What you need to do
Without including any pictures, write out all the entries exactly.

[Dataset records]
..............................

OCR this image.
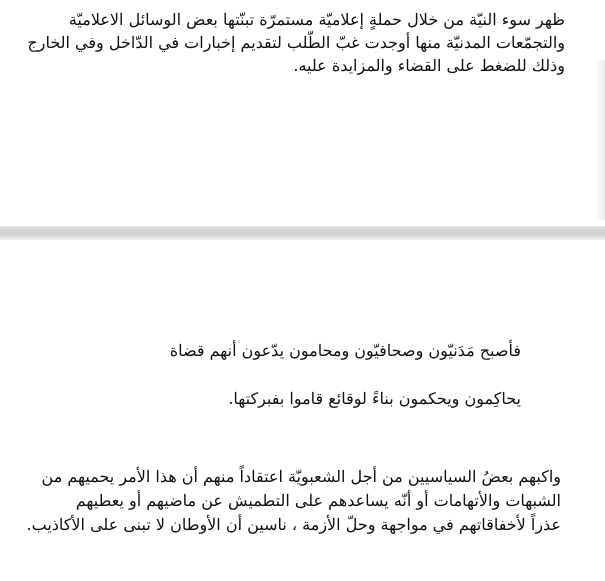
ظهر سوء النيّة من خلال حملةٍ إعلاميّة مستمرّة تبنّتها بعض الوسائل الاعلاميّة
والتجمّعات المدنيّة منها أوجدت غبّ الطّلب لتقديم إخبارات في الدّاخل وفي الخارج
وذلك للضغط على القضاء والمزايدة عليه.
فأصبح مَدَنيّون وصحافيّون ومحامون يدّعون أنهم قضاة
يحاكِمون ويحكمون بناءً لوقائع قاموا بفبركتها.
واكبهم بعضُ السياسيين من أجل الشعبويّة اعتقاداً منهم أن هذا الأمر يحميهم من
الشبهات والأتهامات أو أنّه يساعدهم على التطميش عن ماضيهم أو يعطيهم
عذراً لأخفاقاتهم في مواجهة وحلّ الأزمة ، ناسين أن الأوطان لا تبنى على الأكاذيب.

..............................

Solution
OCR this image.
ظهر سوء النيّة من خلال حملةٍ إعلاميّة مستمرّة تبنّتها بعض الوسائل الاعلاميّة
والتجمّعات المدنيّة منها أوجدت غبّ الطّلب لتقديم إخبارات في الدّاخل وفي الخارج
وذلك للضغط على القضاء والمزايدة عليه.
فأصبح مَدَنيّون وصحافيّون ومحامون يدّعون أنهم قضاة
يحاكِمون ويحكمون بناءً لوقائع قاموا بفبركتها.
واكبهم بعضُ السياسيين من أجل الشعبويّة اعتقاداً منهم أن هذا الأمر يحميهم من
الشبهات والأتهامات أو أنّه يساعدهم على التطميش عن ماضيهم أو يعطيهم
عذراً لأخفاقاتهم في مواجهة وحلّ الأزمة ، ناسين أن الأوطان لا تبنى على الأكاذيب.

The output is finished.